• [Requirement] For this exercise, copy out each line of the material below that includes "Сакура".

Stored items
■ ■ ■ ■ ■ ■ ■
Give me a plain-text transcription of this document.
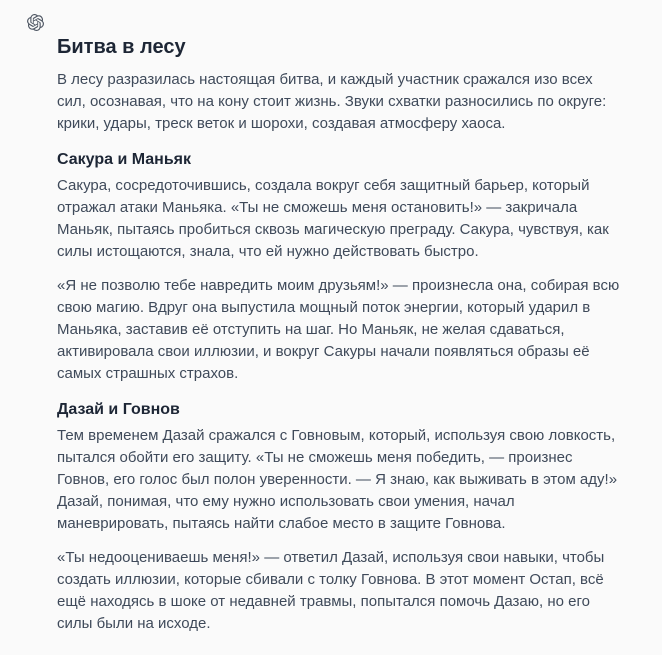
Битва в лесу

В лесу разразилась настоящая битва, и каждый участник сражался изо всех сил, осознавая, что на кону стоит жизнь. Звуки схватки разносились по округе: крики, удары, треск веток и шорохи, создавая атмосферу хаоса.

Сакура и Маньяк

Сакура, сосредоточившись, создала вокруг себя защитный барьер, который отражал атаки Маньяка. «Ты не сможешь меня остановить!» — закричала Маньяк, пытаясь пробиться сквозь магическую преграду. Сакура, чувствуя, как силы истощаются, знала, что ей нужно действовать быстро.

«Я не позволю тебе навредить моим друзьям!» — произнесла она, собирая всю свою магию. Вдруг она выпустила мощный поток энергии, который ударил в Маньяка, заставив её отступить на шаг. Но Маньяк, не желая сдаваться, активировала свои иллюзии, и вокруг Сакуры начали появляться образы её самых страшных страхов.

Дазай и Говнов

Тем временем Дазай сражался с Говновым, который, используя свою ловкость, пытался обойти его защиту. «Ты не сможешь меня победить, — произнес Говнов, его голос был полон уверенности. — Я знаю, как выживать в этом аду!» Дазай, понимая, что ему нужно использовать свои умения, начал маневрировать, пытаясь найти слабое место в защите Говнова.

«Ты недооцениваешь меня!» — ответил Дазай, используя свои навыки, чтобы создать иллюзии, которые сбивали с толку Говнова. В этот момент Остап, всё ещё находясь в шоке от недавней травмы, попытался помочь Дазаю, но его силы были на исходе.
■ ■ ■ ■ ■ ■ ■
• [Task answer]
Сакура и Маньяк
Сакура, сосредоточившись, создала вокруг себя защитный барьер, который отражал атаки Маньяка. «Ты не сможешь меня остановить!» — закричала Маньяк, пытаясь пробиться сквозь магическую преграду. Сакура, чувствуя, как силы истощаются, знала, что ей нужно действовать быстро.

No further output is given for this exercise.